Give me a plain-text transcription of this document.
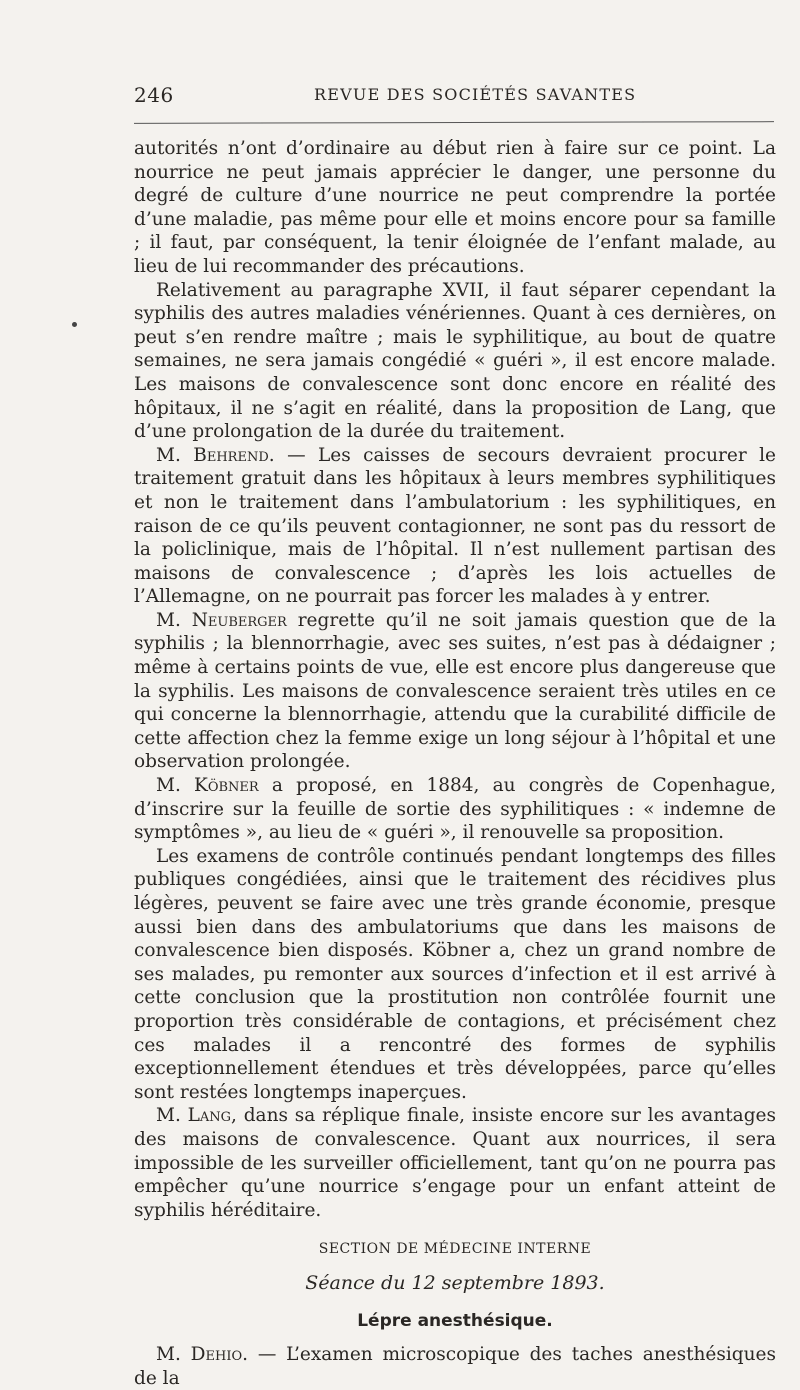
246	REVUE DES SOCIÉTÉS SAVANTES

autorités n’ont d’ordinaire au début rien à faire sur ce point. La nourrice ne peut jamais apprécier le danger, une personne du degré de culture d’une nourrice ne peut comprendre la portée d’une maladie, pas même pour elle et moins encore pour sa famille ; il faut, par conséquent, la tenir éloignée de l’enfant malade, au lieu de lui recommander des précautions.

Relativement au paragraphe XVII, il faut séparer cependant la syphilis des autres maladies vénériennes. Quant à ces dernières, on peut s’en rendre maître ; mais le syphilitique, au bout de quatre semaines, ne sera jamais congédié « guéri », il est encore malade. Les maisons de convalescence sont donc encore en réalité des hôpitaux, il ne s’agit en réalité, dans la proposition de Lang, que d’une prolongation de la durée du traitement.

M. Behrend. — Les caisses de secours devraient procurer le traitement gratuit dans les hôpitaux à leurs membres syphilitiques et non le traitement dans l’ambulatorium : les syphilitiques, en raison de ce qu’ils peuvent contagionner, ne sont pas du ressort de la policlinique, mais de l’hôpital. Il n’est nullement partisan des maisons de convalescence ; d’après les lois actuelles de l’Allemagne, on ne pourrait pas forcer les malades à y entrer.

M. Neuberger regrette qu’il ne soit jamais question que de la syphilis ; la blennorrhagie, avec ses suites, n’est pas à dédaigner ; même à certains points de vue, elle est encore plus dangereuse que la syphilis. Les maisons de convalescence seraient très utiles en ce qui concerne la blennorrhagie, attendu que la curabilité difficile de cette affection chez la femme exige un long séjour à l’hôpital et une observation prolongée.

M. Köbner a proposé, en 1884, au congrès de Copenhague, d’inscrire sur la feuille de sortie des syphilitiques : « indemne de symptômes », au lieu de « guéri », il renouvelle sa proposition.

Les examens de contrôle continués pendant longtemps des filles publiques congédiées, ainsi que le traitement des récidives plus légères, peuvent se faire avec une très grande économie, presque aussi bien dans des ambulatoriums que dans les maisons de convalescence bien disposés. Köbner a, chez un grand nombre de ses malades, pu remonter aux sources d’infection et il est arrivé à cette conclusion que la prostitution non contrôlée fournit une proportion très considérable de contagions, et précisément chez ces malades il a rencontré des formes de syphilis exceptionnellement étendues et très développées, parce qu’elles sont restées longtemps inaperçues.

M. Lang, dans sa réplique finale, insiste encore sur les avantages des maisons de convalescence. Quant aux nourrices, il sera impossible de les surveiller officiellement, tant qu’on ne pourra pas empêcher qu’une nourrice s’engage pour un enfant atteint de syphilis héréditaire.

SECTION DE MÉDECINE INTERNE

Séance du 12 septembre 1893.

Lépre anesthésique.

M. Dehio. — L’examen microscopique des taches anesthésiques de la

■ EXERCISE INSTRUCTIONS
Keep the pictures out of the copy and return the rest of the data above exactly.

■ FULL RESPONSE
Give me a plain-text transcription of this document.
246	REVUE DES SOCIÉTÉS SAVANTES

autorités n’ont d’ordinaire au début rien à faire sur ce point. La nourrice ne peut jamais apprécier le danger, une personne du degré de culture d’une nourrice ne peut comprendre la portée d’une maladie, pas même pour elle et moins encore pour sa famille ; il faut, par conséquent, la tenir éloignée de l’enfant malade, au lieu de lui recommander des précautions.

Relativement au paragraphe XVII, il faut séparer cependant la syphilis des autres maladies vénériennes. Quant à ces dernières, on peut s’en rendre maître ; mais le syphilitique, au bout de quatre semaines, ne sera jamais congédié « guéri », il est encore malade. Les maisons de convalescence sont donc encore en réalité des hôpitaux, il ne s’agit en réalité, dans la proposition de Lang, que d’une prolongation de la durée du traitement.

M. Behrend. — Les caisses de secours devraient procurer le traitement gratuit dans les hôpitaux à leurs membres syphilitiques et non le traitement dans l’ambulatorium : les syphilitiques, en raison de ce qu’ils peuvent contagionner, ne sont pas du ressort de la policlinique, mais de l’hôpital. Il n’est nullement partisan des maisons de convalescence ; d’après les lois actuelles de l’Allemagne, on ne pourrait pas forcer les malades à y entrer.

M. Neuberger regrette qu’il ne soit jamais question que de la syphilis ; la blennorrhagie, avec ses suites, n’est pas à dédaigner ; même à certains points de vue, elle est encore plus dangereuse que la syphilis. Les maisons de convalescence seraient très utiles en ce qui concerne la blennorrhagie, attendu que la curabilité difficile de cette affection chez la femme exige un long séjour à l’hôpital et une observation prolongée.

M. Köbner a proposé, en 1884, au congrès de Copenhague, d’inscrire sur la feuille de sortie des syphilitiques : « indemne de symptômes », au lieu de « guéri », il renouvelle sa proposition.

Les examens de contrôle continués pendant longtemps des filles publiques congédiées, ainsi que le traitement des récidives plus légères, peuvent se faire avec une très grande économie, presque aussi bien dans des ambulatoriums que dans les maisons de convalescence bien disposés. Köbner a, chez un grand nombre de ses malades, pu remonter aux sources d’infection et il est arrivé à cette conclusion que la prostitution non contrôlée fournit une proportion très considérable de contagions, et précisément chez ces malades il a rencontré des formes de syphilis exceptionnellement étendues et très développées, parce qu’elles sont restées longtemps inaperçues.

M. Lang, dans sa réplique finale, insiste encore sur les avantages des maisons de convalescence. Quant aux nourrices, il sera impossible de les surveiller officiellement, tant qu’on ne pourra pas empêcher qu’une nourrice s’engage pour un enfant atteint de syphilis héréditaire.

SECTION DE MÉDECINE INTERNE

Séance du 12 septembre 1893.

Lépre anesthésique.

M. Dehio. — L’examen microscopique des taches anesthésiques de la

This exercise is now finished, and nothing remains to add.